Write out the listing in full, matching it word for word.

Task input.
· · · ·

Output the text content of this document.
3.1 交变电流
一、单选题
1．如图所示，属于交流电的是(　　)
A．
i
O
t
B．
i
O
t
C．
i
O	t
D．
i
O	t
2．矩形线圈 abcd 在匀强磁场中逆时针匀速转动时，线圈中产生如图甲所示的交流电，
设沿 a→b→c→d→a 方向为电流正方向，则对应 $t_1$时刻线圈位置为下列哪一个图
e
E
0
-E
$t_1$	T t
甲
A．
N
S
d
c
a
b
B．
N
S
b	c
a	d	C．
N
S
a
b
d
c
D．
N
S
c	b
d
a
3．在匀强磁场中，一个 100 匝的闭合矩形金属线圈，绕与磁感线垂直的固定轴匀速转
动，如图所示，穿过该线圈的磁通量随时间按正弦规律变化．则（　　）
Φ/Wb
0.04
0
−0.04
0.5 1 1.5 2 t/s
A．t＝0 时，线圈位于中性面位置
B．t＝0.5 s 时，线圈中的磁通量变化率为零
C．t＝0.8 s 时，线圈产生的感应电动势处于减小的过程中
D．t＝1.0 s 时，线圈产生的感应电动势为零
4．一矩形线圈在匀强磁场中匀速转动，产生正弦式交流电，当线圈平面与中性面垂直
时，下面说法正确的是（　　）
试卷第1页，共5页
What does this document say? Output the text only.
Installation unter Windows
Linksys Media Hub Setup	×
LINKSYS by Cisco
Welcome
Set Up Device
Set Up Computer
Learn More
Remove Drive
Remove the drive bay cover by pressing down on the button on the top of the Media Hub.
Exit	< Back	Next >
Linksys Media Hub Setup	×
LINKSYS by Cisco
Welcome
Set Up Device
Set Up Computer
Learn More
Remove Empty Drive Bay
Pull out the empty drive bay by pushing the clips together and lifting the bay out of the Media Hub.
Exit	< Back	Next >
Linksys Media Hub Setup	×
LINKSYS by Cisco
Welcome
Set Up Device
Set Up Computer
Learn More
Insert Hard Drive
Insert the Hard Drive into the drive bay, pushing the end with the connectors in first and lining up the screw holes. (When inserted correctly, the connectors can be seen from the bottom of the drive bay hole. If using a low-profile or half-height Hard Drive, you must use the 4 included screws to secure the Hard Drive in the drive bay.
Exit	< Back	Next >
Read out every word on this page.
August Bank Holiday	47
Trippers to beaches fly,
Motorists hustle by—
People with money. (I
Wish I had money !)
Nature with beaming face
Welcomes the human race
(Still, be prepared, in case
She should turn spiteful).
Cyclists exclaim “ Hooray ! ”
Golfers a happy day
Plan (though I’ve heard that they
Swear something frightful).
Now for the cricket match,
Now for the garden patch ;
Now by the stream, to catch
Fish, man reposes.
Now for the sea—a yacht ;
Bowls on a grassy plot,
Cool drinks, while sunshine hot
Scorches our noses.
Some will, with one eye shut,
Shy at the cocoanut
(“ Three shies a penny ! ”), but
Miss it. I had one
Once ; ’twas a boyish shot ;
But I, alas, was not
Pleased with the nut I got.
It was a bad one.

· · · ·

Finished exercise.
Output the text content of this document.
3.1 交变电流
一、单选题
1．如图所示，属于交流电的是(　　)
A．
i
O
t
B．
i
O
t
C．
i
O	t
D．
i
O	t
2．矩形线圈 abcd 在匀强磁场中逆时针匀速转动时，线圈中产生如图甲所示的交流电，
设沿 a→b→c→d→a 方向为电流正方向，则对应 $t_1$时刻线圈位置为下列哪一个图
e
E
0
-E
$t_1$	T t
甲
A．
N
S
d
c
a
b
B．
N
S
b	c
a	d	C．
N
S
a
b
d
c
D．
N
S
c	b
d
a
3．在匀强磁场中，一个 100 匝的闭合矩形金属线圈，绕与磁感线垂直的固定轴匀速转
动，如图所示，穿过该线圈的磁通量随时间按正弦规律变化．则（　　）
Φ/Wb
0.04
0
−0.04
0.5 1 1.5 2 t/s
A．t＝0 时，线圈位于中性面位置
B．t＝0.5 s 时，线圈中的磁通量变化率为零
C．t＝0.8 s 时，线圈产生的感应电动势处于减小的过程中
D．t＝1.0 s 时，线圈产生的感应电动势为零
4．一矩形线圈在匀强磁场中匀速转动，产生正弦式交流电，当线圈平面与中性面垂直
时，下面说法正确的是（　　）
试卷第1页，共5页
What does this document say? Output the text only.
Installation unter Windows
Linksys Media Hub Setup	×
LINKSYS by Cisco
Welcome
Set Up Device
Set Up Computer
Learn More
Remove Drive
Remove the drive bay cover by pressing down on the button on the top of the Media Hub.
Exit	< Back	Next >
Linksys Media Hub Setup	×
LINKSYS by Cisco
Welcome
Set Up Device
Set Up Computer
Learn More
Remove Empty Drive Bay
Pull out the empty drive bay by pushing the clips together and lifting the bay out of the Media Hub.
Exit	< Back	Next >
Linksys Media Hub Setup	×
LINKSYS by Cisco
Welcome
Set Up Device
Set Up Computer
Learn More
Insert Hard Drive
Insert the Hard Drive into the drive bay, pushing the end with the connectors in first and lining up the screw holes. (When inserted correctly, the connectors can be seen from the bottom of the drive bay hole. If using a low-profile or half-height Hard Drive, you must use the 4 included screws to secure the Hard Drive in the drive bay.
Exit	< Back	Next >
Read out every word on this page.
August Bank Holiday	47
Trippers to beaches fly,
Motorists hustle by—
People with money. (I
Wish I had money !)
Nature with beaming face
Welcomes the human race
(Still, be prepared, in case
She should turn spiteful).
Cyclists exclaim “ Hooray ! ”
Golfers a happy day
Plan (though I’ve heard that they
Swear something frightful).
Now for the cricket match,
Now for the garden patch ;
Now by the stream, to catch
Fish, man reposes.
Now for the sea—a yacht ;
Bowls on a grassy plot,
Cool drinks, while sunshine hot
Scorches our noses.
Some will, with one eye shut,
Shy at the cocoanut
(“ Three shies a penny ! ”), but
Miss it. I had one
Once ; ’twas a boyish shot ;
But I, alas, was not
Pleased with the nut I got.
It was a bad one.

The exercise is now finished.